_SUPPLIED ENTRIES:_
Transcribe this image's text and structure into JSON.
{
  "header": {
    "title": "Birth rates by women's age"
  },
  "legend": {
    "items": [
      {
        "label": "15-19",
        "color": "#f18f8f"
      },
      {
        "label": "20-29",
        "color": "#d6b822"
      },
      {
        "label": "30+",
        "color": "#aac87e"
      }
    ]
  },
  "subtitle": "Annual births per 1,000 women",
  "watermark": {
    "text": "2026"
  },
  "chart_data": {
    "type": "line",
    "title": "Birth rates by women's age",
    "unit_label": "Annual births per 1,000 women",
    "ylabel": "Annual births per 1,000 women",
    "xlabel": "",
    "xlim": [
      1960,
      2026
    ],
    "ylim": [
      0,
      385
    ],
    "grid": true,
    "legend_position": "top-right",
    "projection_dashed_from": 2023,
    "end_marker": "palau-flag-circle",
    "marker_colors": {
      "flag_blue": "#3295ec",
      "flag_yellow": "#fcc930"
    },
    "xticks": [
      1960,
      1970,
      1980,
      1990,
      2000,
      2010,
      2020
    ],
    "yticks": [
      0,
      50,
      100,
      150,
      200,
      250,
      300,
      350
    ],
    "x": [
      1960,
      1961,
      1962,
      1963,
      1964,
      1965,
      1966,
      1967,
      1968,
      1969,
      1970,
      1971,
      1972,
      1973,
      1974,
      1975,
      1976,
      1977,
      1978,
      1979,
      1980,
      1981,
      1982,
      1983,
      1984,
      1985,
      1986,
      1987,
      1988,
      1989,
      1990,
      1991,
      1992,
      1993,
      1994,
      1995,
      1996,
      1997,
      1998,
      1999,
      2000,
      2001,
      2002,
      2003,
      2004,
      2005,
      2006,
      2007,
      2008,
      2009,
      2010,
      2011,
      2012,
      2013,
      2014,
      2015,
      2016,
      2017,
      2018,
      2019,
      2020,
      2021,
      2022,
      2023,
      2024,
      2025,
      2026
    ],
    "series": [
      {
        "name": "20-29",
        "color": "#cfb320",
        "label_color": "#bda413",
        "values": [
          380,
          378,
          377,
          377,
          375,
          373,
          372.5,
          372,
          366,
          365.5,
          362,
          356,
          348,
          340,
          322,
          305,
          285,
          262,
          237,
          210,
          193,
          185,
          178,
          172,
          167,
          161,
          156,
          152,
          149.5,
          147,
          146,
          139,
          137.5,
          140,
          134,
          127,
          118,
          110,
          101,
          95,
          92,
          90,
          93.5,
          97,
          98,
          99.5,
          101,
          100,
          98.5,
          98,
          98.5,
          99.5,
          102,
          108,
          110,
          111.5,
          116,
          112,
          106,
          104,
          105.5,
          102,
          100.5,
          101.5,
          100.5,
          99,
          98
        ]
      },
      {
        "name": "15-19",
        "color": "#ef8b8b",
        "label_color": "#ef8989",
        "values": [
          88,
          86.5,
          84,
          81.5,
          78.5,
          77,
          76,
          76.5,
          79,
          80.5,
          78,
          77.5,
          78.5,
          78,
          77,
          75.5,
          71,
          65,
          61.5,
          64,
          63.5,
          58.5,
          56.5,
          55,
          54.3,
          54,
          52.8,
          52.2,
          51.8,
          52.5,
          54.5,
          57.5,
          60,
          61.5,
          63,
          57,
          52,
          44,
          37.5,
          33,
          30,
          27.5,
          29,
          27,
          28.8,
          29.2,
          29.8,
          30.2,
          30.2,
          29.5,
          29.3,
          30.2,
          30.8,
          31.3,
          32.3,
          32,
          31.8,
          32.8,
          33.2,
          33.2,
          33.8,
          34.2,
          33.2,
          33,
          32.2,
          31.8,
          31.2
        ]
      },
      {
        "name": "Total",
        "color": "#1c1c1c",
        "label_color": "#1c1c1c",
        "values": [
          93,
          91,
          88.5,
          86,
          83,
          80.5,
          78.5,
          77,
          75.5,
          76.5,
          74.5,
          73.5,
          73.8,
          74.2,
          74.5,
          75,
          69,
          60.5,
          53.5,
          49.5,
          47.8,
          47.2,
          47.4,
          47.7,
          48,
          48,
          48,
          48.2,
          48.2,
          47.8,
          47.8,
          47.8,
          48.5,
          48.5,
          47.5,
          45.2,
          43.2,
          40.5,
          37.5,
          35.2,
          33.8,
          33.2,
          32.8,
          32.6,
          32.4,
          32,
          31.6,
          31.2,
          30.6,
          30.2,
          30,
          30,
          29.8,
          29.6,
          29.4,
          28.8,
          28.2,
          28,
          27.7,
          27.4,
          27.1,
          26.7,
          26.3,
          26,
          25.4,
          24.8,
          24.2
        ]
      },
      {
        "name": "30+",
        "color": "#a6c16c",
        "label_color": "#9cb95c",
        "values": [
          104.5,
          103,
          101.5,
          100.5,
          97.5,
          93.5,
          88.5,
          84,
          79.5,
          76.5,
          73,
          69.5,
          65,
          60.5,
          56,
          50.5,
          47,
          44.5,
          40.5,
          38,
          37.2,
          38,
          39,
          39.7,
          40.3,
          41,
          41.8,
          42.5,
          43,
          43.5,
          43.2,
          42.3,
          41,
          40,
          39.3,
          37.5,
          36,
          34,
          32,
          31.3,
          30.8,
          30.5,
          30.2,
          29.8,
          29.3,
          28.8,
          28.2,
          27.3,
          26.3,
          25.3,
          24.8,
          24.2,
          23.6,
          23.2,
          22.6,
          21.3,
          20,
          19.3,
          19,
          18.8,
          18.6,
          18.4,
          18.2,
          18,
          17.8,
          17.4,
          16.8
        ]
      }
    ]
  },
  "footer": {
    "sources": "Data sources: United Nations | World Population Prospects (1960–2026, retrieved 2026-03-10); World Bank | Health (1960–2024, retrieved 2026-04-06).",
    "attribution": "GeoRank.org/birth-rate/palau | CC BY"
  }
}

_SET PROBLEM:_
Count how many lines of the material hold the string "Annual". Give the number and nothing more.

_SOLUTION TO THE EXERCISE:_
3